=== Input for this task ===

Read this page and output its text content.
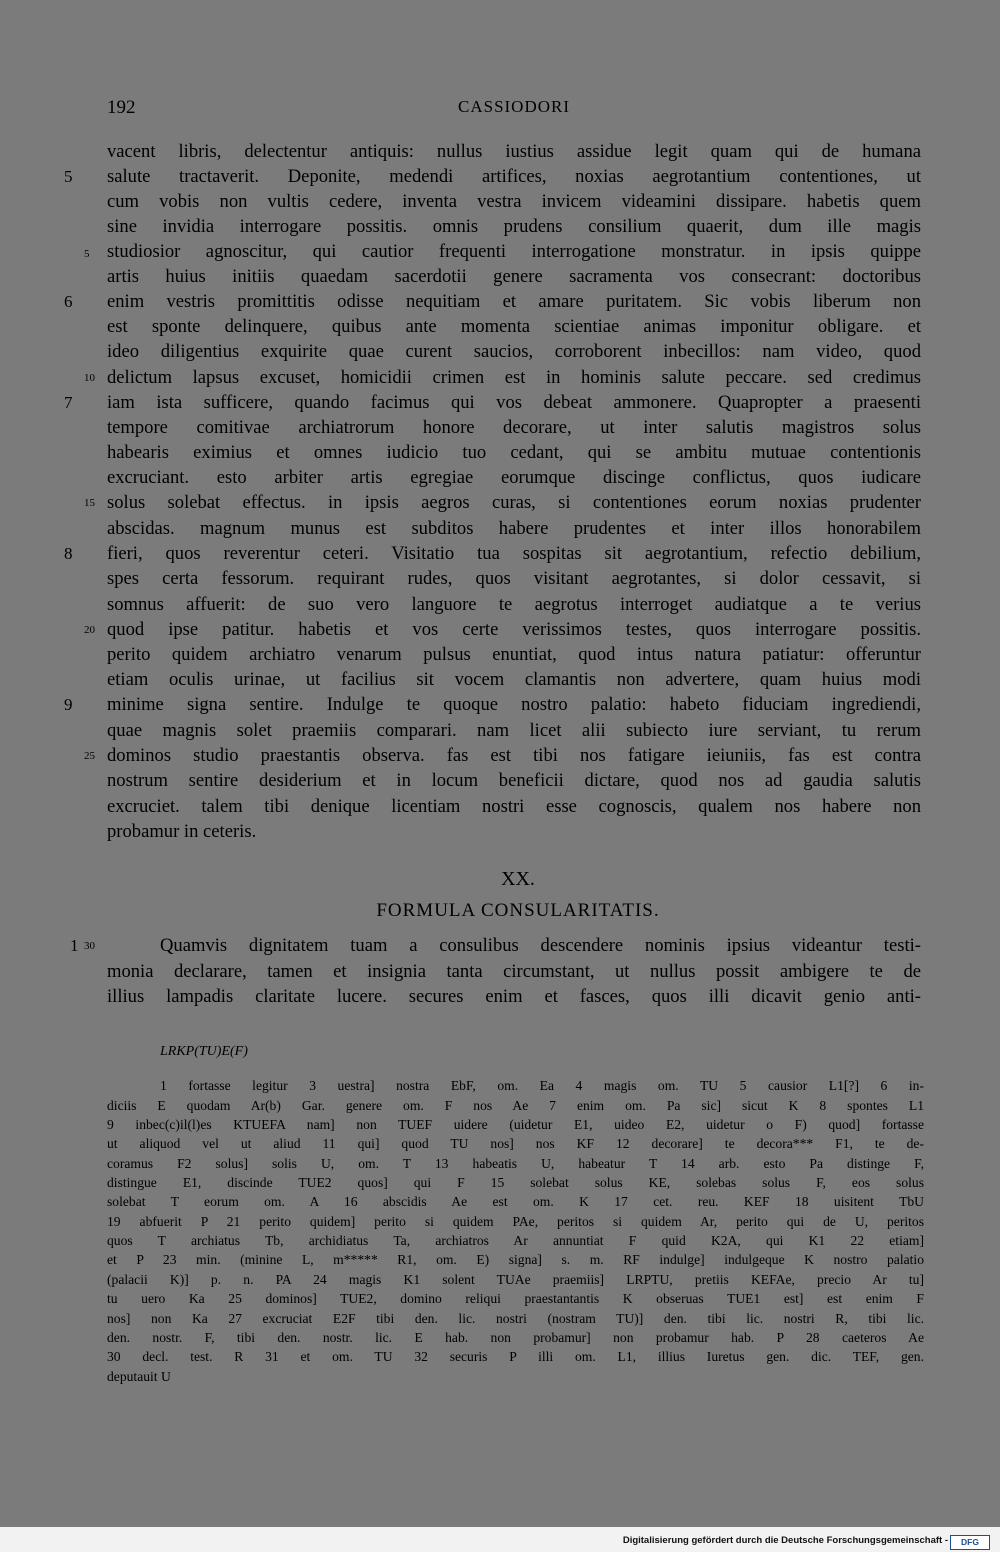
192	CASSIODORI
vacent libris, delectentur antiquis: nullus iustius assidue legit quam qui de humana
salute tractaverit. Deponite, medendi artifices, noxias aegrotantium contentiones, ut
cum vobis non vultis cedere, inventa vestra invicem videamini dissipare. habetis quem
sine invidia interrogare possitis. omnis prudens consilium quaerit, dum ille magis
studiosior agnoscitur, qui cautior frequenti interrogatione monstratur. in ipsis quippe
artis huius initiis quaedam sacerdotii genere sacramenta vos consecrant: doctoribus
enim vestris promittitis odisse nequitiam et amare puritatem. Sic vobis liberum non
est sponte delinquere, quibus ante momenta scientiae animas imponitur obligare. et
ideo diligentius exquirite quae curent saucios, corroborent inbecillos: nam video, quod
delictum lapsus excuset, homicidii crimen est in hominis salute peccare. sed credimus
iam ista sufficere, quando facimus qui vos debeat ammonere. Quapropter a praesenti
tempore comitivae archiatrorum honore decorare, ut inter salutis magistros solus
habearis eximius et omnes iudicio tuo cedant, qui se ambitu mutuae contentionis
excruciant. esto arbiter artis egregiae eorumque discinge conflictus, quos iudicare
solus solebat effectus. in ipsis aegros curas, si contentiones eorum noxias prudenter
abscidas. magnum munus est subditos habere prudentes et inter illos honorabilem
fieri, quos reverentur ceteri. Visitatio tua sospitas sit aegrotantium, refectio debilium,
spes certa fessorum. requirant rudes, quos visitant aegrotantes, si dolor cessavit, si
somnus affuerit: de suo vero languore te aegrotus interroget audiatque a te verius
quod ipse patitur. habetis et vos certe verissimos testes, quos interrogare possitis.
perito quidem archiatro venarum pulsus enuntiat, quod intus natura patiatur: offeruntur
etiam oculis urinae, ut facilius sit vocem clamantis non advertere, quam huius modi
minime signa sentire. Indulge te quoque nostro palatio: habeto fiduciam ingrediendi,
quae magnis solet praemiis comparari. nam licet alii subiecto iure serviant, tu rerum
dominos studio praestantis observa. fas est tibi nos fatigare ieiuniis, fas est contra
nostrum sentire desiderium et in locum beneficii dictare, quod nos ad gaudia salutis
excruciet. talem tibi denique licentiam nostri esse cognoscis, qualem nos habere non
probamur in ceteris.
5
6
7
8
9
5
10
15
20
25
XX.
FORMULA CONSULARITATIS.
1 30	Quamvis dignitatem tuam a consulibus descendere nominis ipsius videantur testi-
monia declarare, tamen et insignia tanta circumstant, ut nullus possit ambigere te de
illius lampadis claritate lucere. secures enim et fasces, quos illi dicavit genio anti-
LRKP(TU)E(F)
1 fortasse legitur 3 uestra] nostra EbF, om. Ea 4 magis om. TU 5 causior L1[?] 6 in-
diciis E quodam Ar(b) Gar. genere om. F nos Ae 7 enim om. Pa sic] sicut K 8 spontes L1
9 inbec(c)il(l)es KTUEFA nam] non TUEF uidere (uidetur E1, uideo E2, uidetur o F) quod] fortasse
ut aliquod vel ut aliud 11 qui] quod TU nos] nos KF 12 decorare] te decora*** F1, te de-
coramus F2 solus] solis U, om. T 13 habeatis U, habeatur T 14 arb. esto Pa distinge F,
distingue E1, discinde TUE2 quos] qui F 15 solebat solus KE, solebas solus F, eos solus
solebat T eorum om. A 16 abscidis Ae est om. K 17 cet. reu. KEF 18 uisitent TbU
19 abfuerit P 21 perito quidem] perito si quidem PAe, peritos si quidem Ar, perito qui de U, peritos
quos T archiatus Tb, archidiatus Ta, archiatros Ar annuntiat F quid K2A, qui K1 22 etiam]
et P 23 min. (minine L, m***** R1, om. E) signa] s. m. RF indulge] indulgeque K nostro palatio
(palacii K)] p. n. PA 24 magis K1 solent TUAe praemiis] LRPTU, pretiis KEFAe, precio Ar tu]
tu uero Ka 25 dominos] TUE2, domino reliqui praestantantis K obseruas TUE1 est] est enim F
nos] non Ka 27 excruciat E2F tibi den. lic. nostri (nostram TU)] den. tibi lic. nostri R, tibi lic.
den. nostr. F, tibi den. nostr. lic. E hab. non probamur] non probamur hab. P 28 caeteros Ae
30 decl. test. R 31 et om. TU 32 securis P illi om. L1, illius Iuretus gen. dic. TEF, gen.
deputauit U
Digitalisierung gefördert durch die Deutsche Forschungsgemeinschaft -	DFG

===

Exclude all images and restate the records above word for word.

Full answer =
Read this page and output its text content.
192	CASSIODORI
vacent libris, delectentur antiquis: nullus iustius assidue legit quam qui de humana
salute tractaverit. Deponite, medendi artifices, noxias aegrotantium contentiones, ut
cum vobis non vultis cedere, inventa vestra invicem videamini dissipare. habetis quem
sine invidia interrogare possitis. omnis prudens consilium quaerit, dum ille magis
studiosior agnoscitur, qui cautior frequenti interrogatione monstratur. in ipsis quippe
artis huius initiis quaedam sacerdotii genere sacramenta vos consecrant: doctoribus
enim vestris promittitis odisse nequitiam et amare puritatem. Sic vobis liberum non
est sponte delinquere, quibus ante momenta scientiae animas imponitur obligare. et
ideo diligentius exquirite quae curent saucios, corroborent inbecillos: nam video, quod
delictum lapsus excuset, homicidii crimen est in hominis salute peccare. sed credimus
iam ista sufficere, quando facimus qui vos debeat ammonere. Quapropter a praesenti
tempore comitivae archiatrorum honore decorare, ut inter salutis magistros solus
habearis eximius et omnes iudicio tuo cedant, qui se ambitu mutuae contentionis
excruciant. esto arbiter artis egregiae eorumque discinge conflictus, quos iudicare
solus solebat effectus. in ipsis aegros curas, si contentiones eorum noxias prudenter
abscidas. magnum munus est subditos habere prudentes et inter illos honorabilem
fieri, quos reverentur ceteri. Visitatio tua sospitas sit aegrotantium, refectio debilium,
spes certa fessorum. requirant rudes, quos visitant aegrotantes, si dolor cessavit, si
somnus affuerit: de suo vero languore te aegrotus interroget audiatque a te verius
quod ipse patitur. habetis et vos certe verissimos testes, quos interrogare possitis.
perito quidem archiatro venarum pulsus enuntiat, quod intus natura patiatur: offeruntur
etiam oculis urinae, ut facilius sit vocem clamantis non advertere, quam huius modi
minime signa sentire. Indulge te quoque nostro palatio: habeto fiduciam ingrediendi,
quae magnis solet praemiis comparari. nam licet alii subiecto iure serviant, tu rerum
dominos studio praestantis observa. fas est tibi nos fatigare ieiuniis, fas est contra
nostrum sentire desiderium et in locum beneficii dictare, quod nos ad gaudia salutis
excruciet. talem tibi denique licentiam nostri esse cognoscis, qualem nos habere non
probamur in ceteris.
5
6
7
8
9
5
10
15
20
25
XX.
FORMULA CONSULARITATIS.
1 30	Quamvis dignitatem tuam a consulibus descendere nominis ipsius videantur testi-
monia declarare, tamen et insignia tanta circumstant, ut nullus possit ambigere te de
illius lampadis claritate lucere. secures enim et fasces, quos illi dicavit genio anti-
LRKP(TU)E(F)
1 fortasse legitur 3 uestra] nostra EbF, om. Ea 4 magis om. TU 5 causior L1[?] 6 in-
diciis E quodam Ar(b) Gar. genere om. F nos Ae 7 enim om. Pa sic] sicut K 8 spontes L1
9 inbec(c)il(l)es KTUEFA nam] non TUEF uidere (uidetur E1, uideo E2, uidetur o F) quod] fortasse
ut aliquod vel ut aliud 11 qui] quod TU nos] nos KF 12 decorare] te decora*** F1, te de-
coramus F2 solus] solis U, om. T 13 habeatis U, habeatur T 14 arb. esto Pa distinge F,
distingue E1, discinde TUE2 quos] qui F 15 solebat solus KE, solebas solus F, eos solus
solebat T eorum om. A 16 abscidis Ae est om. K 17 cet. reu. KEF 18 uisitent TbU
19 abfuerit P 21 perito quidem] perito si quidem PAe, peritos si quidem Ar, perito qui de U, peritos
quos T archiatus Tb, archidiatus Ta, archiatros Ar annuntiat F quid K2A, qui K1 22 etiam]
et P 23 min. (minine L, m***** R1, om. E) signa] s. m. RF indulge] indulgeque K nostro palatio
(palacii K)] p. n. PA 24 magis K1 solent TUAe praemiis] LRPTU, pretiis KEFAe, precio Ar tu]
tu uero Ka 25 dominos] TUE2, domino reliqui praestantantis K obseruas TUE1 est] est enim F
nos] non Ka 27 excruciat E2F tibi den. lic. nostri (nostram TU)] den. tibi lic. nostri R, tibi lic.
den. nostr. F, tibi den. nostr. lic. E hab. non probamur] non probamur hab. P 28 caeteros Ae
30 decl. test. R 31 et om. TU 32 securis P illi om. L1, illius Iuretus gen. dic. TEF, gen.
deputauit U
Digitalisierung gefördert durch die Deutsche Forschungsgemeinschaft -	DFG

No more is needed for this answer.